WORK TO DO →
From the forum thread on house prices below, list each distinct dollar amount mentioned, once each.
*** QUOTED TEXT
I think houses then were $110,000+ or around that range if I recall. That's about 40 years ago......1975.

"Average Canadian house price today is........$455,000." And that's not a new huge house either.

Western half of Canada is very expensive but that's half of Canada.

Have you tried to buy a house in England today??? It's not just Canada.

The reality is, two incomes are required to buy a house today. If you came here and tried to buy a house by yourself with one income, not happening in a million years. You'd be renting a small apartment or own a mobile home.

800 sqft condo costs......wait for it.......about $225,000+ today in my city.


----------



## Heatherknows (Aug 21, 2015)

CuddleBug said:


> I dare you to come to my city and try and find a place to buy for $100,000........
> 
> I dare you to try and find a place to rent that's not tiny 800 sqft and for $1200 month rent or less.......
> 
> ...


This is correct. Right now me and my husband are house poor because too much of the income goes to the house. If we tried to sell the house we would lose so much money. The home doesn't cost what it did when we bought it and we put a lot of money into it. 

The house owns us. It's very modest. It was built in the 50's.


----------



## Kivlor (Oct 27, 2015)

CuddleBug said:


> I dare you to come to my city and try and find a place to buy for $100,000........
******
*** MATERIAL SHOWN
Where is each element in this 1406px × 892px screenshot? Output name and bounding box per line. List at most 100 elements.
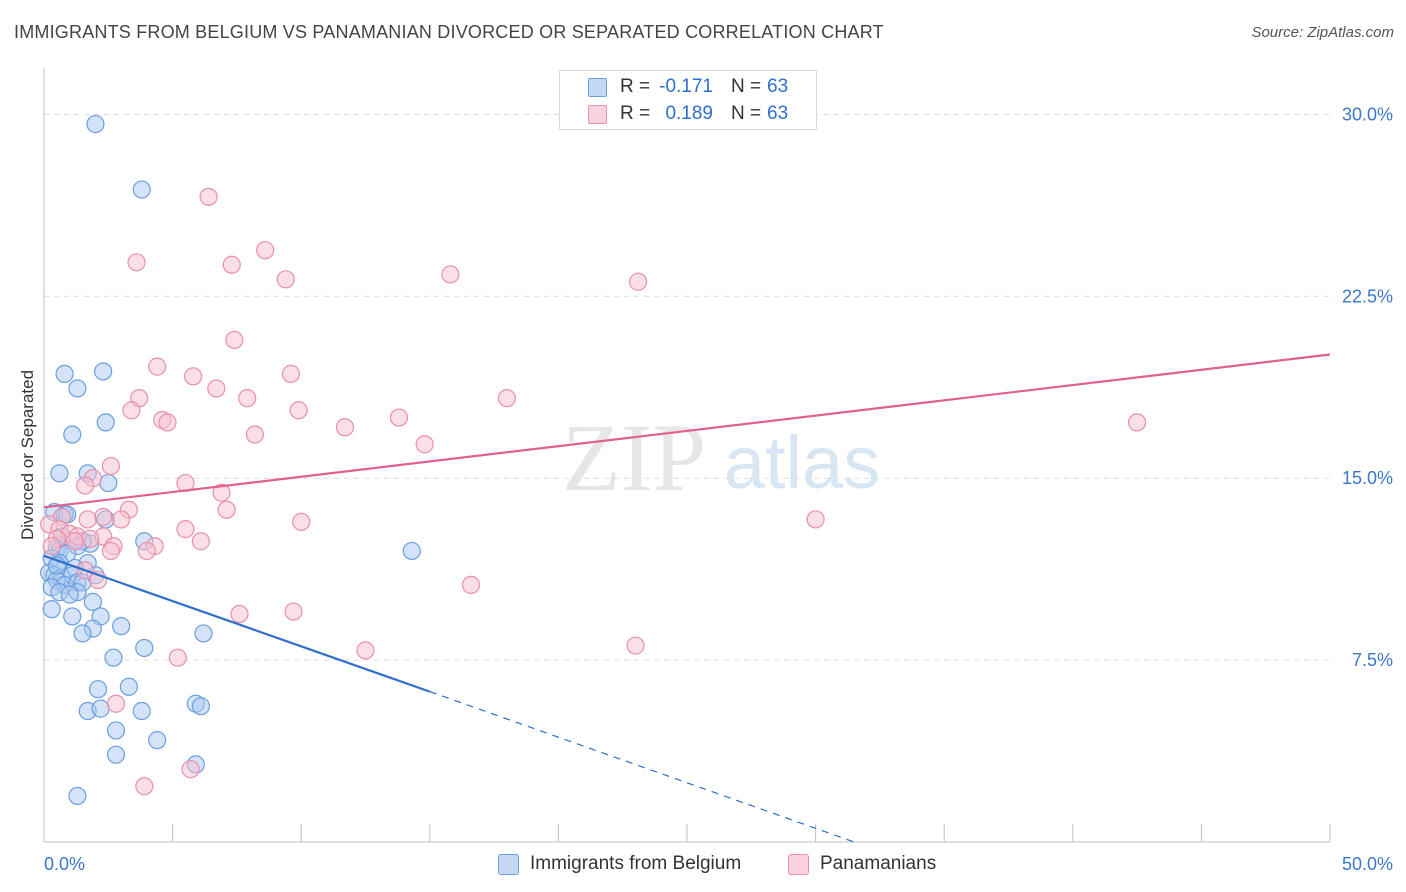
data-points <box>40 114 1147 806</box>
legend-n-label: N = <box>731 103 762 124</box>
legend-r-label: R = <box>620 76 651 97</box>
y-tick-label: 15.0% <box>1342 468 1393 488</box>
source-attribution: Source: ZipAtlas.com <box>1251 24 1394 41</box>
legend-label-panamanians: Panamanians <box>820 853 937 874</box>
panamanian-point <box>626 636 645 655</box>
legend-r-value: 0.189 <box>665 103 713 124</box>
panamanian-point <box>238 389 257 408</box>
belgium-point <box>63 607 82 626</box>
belgium-point <box>194 624 213 643</box>
belgium-point <box>63 425 82 444</box>
legend-n-value: 63 <box>767 103 789 124</box>
panamanian-point <box>629 272 648 291</box>
panamanian-point <box>181 760 200 779</box>
panamanian-point <box>78 510 97 529</box>
panamanian-point <box>122 401 141 420</box>
belgium-trend-line-extension <box>429 691 855 843</box>
panamanian-point <box>94 507 113 527</box>
belgium-point <box>99 473 118 493</box>
panamanian-point <box>415 435 434 454</box>
panamanian-point <box>356 641 375 660</box>
panamanian-point <box>461 575 481 595</box>
y-tick-label: 30.0% <box>1342 104 1393 124</box>
panamanian-point <box>225 330 244 350</box>
y-tick-label: 7.5% <box>1352 650 1393 670</box>
panamanian-point <box>284 602 303 621</box>
belgium-point <box>68 379 87 398</box>
panamanian-point <box>292 512 311 531</box>
panamanian-point <box>112 510 131 529</box>
legend-swatch-blue <box>498 854 519 875</box>
panamanian-point <box>168 648 187 667</box>
belgium-point <box>104 648 123 667</box>
belgium-point <box>106 745 126 764</box>
panamanian-point <box>217 500 236 519</box>
belgium-point <box>119 677 138 696</box>
watermark-zip: ZIP <box>562 404 706 511</box>
panamanian-point <box>497 389 517 408</box>
belgium-point <box>42 600 61 619</box>
panamanian-point <box>207 379 226 398</box>
watermark-atlas: atlas <box>724 421 880 504</box>
panamanian-point <box>191 532 210 551</box>
panamanian-point <box>289 401 308 420</box>
panamanian-point <box>441 265 460 284</box>
legend-r-value: -0.171 <box>659 76 713 97</box>
belgium-point <box>94 362 113 381</box>
legend-r-label: R = <box>620 103 651 124</box>
x-tick-label: 0.0% <box>44 854 85 874</box>
panamanian-point <box>184 367 203 386</box>
panamanian-point <box>42 537 61 556</box>
panamanian-point <box>176 520 195 539</box>
belgium-point <box>96 413 115 432</box>
belgium-trend-line <box>43 554 431 693</box>
panamanian-point <box>106 694 126 713</box>
belgium-point <box>191 697 210 716</box>
belgium-point <box>86 114 105 134</box>
belgium-point <box>132 180 151 199</box>
belgium-point <box>55 364 74 383</box>
series-legend: Immigrants from Belgium Panamanians <box>0 852 1406 878</box>
axes <box>43 68 1331 843</box>
legend-swatch-pink <box>788 854 809 875</box>
panamanian-point <box>335 418 355 437</box>
panamanian-point <box>76 476 95 495</box>
belgium-point <box>68 786 87 806</box>
panamanian-point <box>135 777 154 796</box>
legend-n-label: N = <box>731 76 762 97</box>
correlation-legend: R = -0.171 N = 63 R = 0.189 N = 63 <box>559 70 817 130</box>
panamanian-point <box>230 604 249 624</box>
x-tick-label: 50.0% <box>1342 854 1393 874</box>
panamanian-point <box>81 529 100 548</box>
panamanian-point <box>281 364 301 383</box>
belgium-point <box>73 624 92 643</box>
legend-swatch-pink <box>588 105 607 124</box>
belgium-point <box>148 731 167 750</box>
legend-n-value: 63 <box>767 76 789 97</box>
panamanian-point <box>137 541 156 561</box>
panamanian-point <box>212 483 231 502</box>
legend-row-panamanians: R = 0.189 N = 63 <box>560 101 816 127</box>
belgium-point <box>60 585 79 604</box>
panamanian-point <box>1127 413 1147 432</box>
belgium-point <box>88 680 108 699</box>
tick-labels: 7.5% 15.0% 22.5% 30.0% 0.0% 50.0% <box>44 104 1393 874</box>
belgium-point <box>50 464 69 483</box>
panamanian-point <box>101 456 120 476</box>
panamanian-point <box>148 357 167 376</box>
panamanian-point <box>127 253 146 272</box>
belgium-point <box>91 699 110 718</box>
trend-lines <box>43 353 1331 843</box>
panamanian-point <box>65 532 84 551</box>
panamanian-point <box>222 255 241 274</box>
watermark: ZIP atlas <box>562 404 880 511</box>
belgium-point <box>112 617 131 636</box>
panamanian-trend-line <box>43 353 1331 509</box>
legend-swatch-blue <box>588 78 607 97</box>
belgium-point <box>135 638 154 658</box>
panamanian-point <box>256 241 275 260</box>
belgium-point <box>402 541 421 561</box>
panamanian-point <box>245 425 265 444</box>
chart-title: IMMIGRANTS FROM BELGIUM VS PANAMANIAN DI… <box>14 22 884 42</box>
******
RESULT OF THIS EXERCISE →
$110,000+
$455,000
$225,000+
$100,000
$1200